-- Begin Records for the exercise --

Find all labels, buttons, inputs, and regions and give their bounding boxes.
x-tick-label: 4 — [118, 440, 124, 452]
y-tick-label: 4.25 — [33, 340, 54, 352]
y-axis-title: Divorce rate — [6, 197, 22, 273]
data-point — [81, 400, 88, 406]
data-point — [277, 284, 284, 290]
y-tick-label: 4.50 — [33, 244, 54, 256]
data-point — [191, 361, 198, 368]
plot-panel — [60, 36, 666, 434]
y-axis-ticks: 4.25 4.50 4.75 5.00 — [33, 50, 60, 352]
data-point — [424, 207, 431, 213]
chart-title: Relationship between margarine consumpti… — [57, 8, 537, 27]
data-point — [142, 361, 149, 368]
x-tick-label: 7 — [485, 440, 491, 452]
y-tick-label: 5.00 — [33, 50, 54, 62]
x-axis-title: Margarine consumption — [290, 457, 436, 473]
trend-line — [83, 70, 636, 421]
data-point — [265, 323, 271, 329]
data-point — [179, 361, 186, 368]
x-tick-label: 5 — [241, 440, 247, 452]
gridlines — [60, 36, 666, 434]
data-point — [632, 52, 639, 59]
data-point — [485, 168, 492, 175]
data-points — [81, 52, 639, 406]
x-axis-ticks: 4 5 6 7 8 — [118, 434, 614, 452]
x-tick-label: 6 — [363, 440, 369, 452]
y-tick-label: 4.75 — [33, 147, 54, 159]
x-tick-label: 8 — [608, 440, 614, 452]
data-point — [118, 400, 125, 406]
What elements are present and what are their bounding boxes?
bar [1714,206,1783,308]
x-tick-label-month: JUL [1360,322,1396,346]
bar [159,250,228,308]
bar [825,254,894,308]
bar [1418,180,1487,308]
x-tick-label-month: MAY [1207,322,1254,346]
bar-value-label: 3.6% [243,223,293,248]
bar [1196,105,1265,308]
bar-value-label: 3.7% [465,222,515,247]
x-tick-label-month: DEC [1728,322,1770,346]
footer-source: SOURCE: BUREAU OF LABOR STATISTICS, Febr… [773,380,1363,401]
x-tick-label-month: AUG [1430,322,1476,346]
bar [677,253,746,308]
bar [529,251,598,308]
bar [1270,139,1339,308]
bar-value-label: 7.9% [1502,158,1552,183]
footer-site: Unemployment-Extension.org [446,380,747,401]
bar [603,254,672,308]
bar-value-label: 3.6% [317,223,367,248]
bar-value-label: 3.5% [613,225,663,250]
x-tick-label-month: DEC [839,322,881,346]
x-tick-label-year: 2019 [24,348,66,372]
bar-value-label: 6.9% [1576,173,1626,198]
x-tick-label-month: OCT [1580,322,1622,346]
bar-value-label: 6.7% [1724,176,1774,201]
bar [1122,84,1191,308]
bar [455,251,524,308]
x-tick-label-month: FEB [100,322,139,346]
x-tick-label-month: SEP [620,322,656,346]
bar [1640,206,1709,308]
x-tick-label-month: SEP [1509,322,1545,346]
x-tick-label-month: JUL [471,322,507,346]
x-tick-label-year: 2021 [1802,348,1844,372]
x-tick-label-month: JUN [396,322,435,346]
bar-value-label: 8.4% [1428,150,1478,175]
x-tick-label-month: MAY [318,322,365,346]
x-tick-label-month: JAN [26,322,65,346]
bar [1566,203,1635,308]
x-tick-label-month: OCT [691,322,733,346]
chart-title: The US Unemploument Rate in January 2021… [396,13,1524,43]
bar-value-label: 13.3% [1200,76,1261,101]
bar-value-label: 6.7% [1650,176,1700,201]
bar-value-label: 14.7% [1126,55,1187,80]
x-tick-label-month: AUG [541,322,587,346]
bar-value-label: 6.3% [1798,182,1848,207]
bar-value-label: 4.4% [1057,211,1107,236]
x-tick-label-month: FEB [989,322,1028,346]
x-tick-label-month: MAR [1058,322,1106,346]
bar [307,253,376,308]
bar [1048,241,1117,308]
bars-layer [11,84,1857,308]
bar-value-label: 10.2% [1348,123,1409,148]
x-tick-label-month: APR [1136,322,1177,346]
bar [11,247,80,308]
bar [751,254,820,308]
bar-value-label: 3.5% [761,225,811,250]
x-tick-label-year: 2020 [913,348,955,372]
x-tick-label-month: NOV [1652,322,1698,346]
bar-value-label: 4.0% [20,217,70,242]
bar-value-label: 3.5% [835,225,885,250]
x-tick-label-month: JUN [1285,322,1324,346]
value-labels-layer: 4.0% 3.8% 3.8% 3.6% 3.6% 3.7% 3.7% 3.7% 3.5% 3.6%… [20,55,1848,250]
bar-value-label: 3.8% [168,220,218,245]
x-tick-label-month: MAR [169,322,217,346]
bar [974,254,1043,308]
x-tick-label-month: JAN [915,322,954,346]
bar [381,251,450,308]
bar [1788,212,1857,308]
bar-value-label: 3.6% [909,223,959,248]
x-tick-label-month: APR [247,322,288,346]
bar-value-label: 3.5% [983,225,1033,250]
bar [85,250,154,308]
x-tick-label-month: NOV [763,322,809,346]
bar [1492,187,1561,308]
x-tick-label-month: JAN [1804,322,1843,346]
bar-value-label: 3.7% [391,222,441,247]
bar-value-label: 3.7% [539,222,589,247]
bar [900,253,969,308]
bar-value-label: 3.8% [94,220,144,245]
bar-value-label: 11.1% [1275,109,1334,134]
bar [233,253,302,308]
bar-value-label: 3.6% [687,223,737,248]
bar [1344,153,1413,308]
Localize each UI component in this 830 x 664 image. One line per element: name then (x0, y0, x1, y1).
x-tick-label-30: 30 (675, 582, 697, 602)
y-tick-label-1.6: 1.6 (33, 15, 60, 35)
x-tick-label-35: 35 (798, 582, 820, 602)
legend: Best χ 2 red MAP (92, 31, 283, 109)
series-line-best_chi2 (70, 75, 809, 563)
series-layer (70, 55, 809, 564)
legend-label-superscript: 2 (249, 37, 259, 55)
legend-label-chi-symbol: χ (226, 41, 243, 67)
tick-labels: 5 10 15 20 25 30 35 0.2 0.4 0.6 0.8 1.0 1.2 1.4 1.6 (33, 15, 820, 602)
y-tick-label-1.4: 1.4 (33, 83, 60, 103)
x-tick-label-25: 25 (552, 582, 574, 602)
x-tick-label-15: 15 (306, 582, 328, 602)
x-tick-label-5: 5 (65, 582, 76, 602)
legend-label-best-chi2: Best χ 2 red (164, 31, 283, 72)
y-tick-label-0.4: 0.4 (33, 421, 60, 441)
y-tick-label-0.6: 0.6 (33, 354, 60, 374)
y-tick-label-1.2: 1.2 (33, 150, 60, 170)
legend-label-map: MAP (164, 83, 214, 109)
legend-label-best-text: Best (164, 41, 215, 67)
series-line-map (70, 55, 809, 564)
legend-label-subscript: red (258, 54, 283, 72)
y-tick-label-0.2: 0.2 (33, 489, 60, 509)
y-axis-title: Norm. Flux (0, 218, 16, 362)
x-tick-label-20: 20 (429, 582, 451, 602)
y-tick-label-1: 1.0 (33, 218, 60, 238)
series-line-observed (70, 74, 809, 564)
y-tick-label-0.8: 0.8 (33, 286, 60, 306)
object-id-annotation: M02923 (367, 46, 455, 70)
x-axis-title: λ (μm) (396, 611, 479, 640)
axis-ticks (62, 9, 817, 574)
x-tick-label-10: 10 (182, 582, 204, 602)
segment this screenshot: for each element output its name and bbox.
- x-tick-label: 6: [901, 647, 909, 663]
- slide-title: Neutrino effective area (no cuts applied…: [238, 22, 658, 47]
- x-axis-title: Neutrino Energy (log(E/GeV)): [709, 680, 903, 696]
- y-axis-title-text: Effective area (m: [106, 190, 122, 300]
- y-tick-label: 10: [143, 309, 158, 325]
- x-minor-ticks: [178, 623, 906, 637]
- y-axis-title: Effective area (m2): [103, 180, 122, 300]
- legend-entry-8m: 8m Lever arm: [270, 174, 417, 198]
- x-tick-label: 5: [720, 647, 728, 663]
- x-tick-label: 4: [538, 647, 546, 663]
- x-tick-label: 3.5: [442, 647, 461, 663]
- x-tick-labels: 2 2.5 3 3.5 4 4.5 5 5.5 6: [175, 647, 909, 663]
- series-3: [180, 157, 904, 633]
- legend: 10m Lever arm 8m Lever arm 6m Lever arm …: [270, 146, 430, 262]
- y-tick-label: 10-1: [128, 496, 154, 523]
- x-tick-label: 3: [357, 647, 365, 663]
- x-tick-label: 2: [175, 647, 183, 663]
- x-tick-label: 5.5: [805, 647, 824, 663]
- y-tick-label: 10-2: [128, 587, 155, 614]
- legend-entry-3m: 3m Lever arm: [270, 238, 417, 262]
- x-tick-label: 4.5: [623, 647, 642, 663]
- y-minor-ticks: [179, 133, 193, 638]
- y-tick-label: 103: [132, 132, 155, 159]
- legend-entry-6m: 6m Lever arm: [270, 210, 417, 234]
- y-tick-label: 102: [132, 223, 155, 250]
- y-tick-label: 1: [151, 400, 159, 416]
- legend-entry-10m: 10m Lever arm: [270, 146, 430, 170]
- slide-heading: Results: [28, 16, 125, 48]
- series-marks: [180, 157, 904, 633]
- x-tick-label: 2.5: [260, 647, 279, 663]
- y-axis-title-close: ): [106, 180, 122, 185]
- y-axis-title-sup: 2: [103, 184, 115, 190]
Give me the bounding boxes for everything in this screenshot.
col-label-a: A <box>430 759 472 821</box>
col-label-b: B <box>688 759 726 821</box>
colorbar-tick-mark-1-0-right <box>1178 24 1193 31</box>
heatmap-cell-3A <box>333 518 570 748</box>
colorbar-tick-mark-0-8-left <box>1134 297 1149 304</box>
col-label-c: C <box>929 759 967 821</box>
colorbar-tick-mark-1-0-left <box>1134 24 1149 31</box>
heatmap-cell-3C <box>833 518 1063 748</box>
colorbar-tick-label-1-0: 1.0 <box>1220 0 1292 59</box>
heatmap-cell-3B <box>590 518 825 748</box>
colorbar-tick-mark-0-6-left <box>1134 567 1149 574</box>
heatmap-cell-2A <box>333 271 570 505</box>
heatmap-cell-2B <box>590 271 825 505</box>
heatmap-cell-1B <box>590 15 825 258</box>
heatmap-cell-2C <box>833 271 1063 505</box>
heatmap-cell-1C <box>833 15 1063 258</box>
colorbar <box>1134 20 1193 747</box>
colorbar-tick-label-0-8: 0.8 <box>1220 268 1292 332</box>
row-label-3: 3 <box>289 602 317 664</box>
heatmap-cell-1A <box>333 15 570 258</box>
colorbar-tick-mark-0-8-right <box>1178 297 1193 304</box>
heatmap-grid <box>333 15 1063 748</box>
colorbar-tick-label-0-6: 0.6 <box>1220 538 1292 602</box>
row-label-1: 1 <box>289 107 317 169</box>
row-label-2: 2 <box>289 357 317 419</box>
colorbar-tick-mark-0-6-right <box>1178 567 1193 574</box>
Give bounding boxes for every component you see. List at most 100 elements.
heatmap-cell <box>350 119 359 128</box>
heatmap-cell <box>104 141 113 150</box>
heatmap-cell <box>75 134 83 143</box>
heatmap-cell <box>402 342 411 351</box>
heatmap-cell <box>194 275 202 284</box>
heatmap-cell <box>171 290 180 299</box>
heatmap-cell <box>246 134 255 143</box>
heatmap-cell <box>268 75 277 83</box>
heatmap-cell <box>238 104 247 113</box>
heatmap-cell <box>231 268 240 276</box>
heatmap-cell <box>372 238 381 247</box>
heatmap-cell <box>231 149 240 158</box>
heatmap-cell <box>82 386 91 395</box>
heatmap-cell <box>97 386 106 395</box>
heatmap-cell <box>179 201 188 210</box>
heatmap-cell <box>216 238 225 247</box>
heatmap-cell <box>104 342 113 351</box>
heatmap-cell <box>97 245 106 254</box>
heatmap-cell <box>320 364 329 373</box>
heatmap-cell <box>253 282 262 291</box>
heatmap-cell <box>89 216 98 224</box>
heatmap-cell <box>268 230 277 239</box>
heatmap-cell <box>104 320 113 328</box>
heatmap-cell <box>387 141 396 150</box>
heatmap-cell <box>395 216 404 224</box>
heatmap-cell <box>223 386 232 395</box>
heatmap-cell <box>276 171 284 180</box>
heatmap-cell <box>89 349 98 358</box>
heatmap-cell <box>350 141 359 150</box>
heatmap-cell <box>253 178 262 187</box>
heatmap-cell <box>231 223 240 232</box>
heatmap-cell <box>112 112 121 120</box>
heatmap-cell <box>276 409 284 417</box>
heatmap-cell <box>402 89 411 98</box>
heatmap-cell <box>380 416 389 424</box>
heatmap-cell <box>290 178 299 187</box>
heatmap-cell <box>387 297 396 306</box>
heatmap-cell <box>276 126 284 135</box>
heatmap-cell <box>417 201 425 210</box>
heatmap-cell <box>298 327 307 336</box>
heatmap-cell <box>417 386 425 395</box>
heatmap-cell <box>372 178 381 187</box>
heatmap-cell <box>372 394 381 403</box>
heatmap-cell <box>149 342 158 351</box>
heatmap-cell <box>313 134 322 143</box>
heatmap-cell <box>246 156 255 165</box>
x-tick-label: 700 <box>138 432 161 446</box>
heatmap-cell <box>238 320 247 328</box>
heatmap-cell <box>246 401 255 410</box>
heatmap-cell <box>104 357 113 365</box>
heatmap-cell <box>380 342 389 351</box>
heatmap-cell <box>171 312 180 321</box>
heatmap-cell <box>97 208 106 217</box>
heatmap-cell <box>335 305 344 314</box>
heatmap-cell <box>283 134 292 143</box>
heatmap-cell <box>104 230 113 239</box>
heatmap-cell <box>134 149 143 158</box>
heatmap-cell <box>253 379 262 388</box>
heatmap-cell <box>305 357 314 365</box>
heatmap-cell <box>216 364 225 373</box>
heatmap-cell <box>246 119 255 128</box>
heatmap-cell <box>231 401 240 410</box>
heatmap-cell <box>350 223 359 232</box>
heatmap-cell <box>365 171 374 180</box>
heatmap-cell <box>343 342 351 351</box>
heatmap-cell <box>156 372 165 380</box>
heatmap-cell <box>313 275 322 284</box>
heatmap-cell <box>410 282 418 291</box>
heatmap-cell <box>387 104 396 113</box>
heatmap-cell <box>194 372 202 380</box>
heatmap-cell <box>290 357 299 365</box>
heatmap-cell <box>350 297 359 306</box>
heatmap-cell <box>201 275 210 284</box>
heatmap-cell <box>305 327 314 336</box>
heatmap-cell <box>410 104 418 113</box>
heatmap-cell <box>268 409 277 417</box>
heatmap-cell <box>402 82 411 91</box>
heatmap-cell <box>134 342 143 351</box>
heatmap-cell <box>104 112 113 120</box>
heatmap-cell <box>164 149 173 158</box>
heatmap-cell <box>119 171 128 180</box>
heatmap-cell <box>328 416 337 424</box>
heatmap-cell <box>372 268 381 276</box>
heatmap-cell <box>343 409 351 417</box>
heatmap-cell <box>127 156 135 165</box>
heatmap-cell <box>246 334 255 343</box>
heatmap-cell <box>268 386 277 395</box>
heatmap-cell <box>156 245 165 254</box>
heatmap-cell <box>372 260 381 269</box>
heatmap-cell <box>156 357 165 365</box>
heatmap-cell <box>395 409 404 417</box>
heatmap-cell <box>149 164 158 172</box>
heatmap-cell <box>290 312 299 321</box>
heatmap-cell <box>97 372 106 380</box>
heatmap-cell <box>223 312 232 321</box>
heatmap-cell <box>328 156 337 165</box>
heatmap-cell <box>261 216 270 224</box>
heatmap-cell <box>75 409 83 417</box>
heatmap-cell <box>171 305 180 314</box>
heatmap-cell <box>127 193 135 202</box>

-- End Records for the exercise --

[Given instruction]
Copy everything from the start of the records down to the line containing "x-tick-label-month: MAY [1207,322,1254,346]", substituting "Marriage rate" for "Divorce rate" and changing nothing else. Give only those lines.

[Answer in full]
Find all labels, buttons, inputs, and regions and give their bounding boxes.
x-tick-label: 4 — [118, 440, 124, 452]
y-tick-label: 4.25 — [33, 340, 54, 352]
y-axis-title: Marriage rate — [6, 197, 22, 273]
data-point — [81, 400, 88, 406]
data-point — [277, 284, 284, 290]
y-tick-label: 4.50 — [33, 244, 54, 256]
data-point — [191, 361, 198, 368]
plot-panel — [60, 36, 666, 434]
y-axis-ticks: 4.25 4.50 4.75 5.00 — [33, 50, 60, 352]
data-point — [424, 207, 431, 213]
chart-title: Relationship between margarine consumpti… — [57, 8, 537, 27]
data-point — [142, 361, 149, 368]
x-tick-label: 7 — [485, 440, 491, 452]
y-tick-label: 5.00 — [33, 50, 54, 62]
x-axis-title: Margarine consumption — [290, 457, 436, 473]
trend-line — [83, 70, 636, 421]
data-point — [265, 323, 271, 329]
data-point — [179, 361, 186, 368]
x-tick-label: 5 — [241, 440, 247, 452]
gridlines — [60, 36, 666, 434]
data-point — [632, 52, 639, 59]
data-point — [485, 168, 492, 175]
data-points — [81, 52, 639, 406]
x-axis-ticks: 4 5 6 7 8 — [118, 434, 614, 452]
x-tick-label: 6 — [363, 440, 369, 452]
y-tick-label: 4.75 — [33, 147, 54, 159]
x-tick-label: 8 — [608, 440, 614, 452]
data-point — [118, 400, 125, 406]
What elements are present and what are their bounding boxes?
bar [1714,206,1783,308]
x-tick-label-month: JUL [1360,322,1396,346]
bar [159,250,228,308]
bar [825,254,894,308]
bar [1418,180,1487,308]
x-tick-label-month: MAY [1207,322,1254,346]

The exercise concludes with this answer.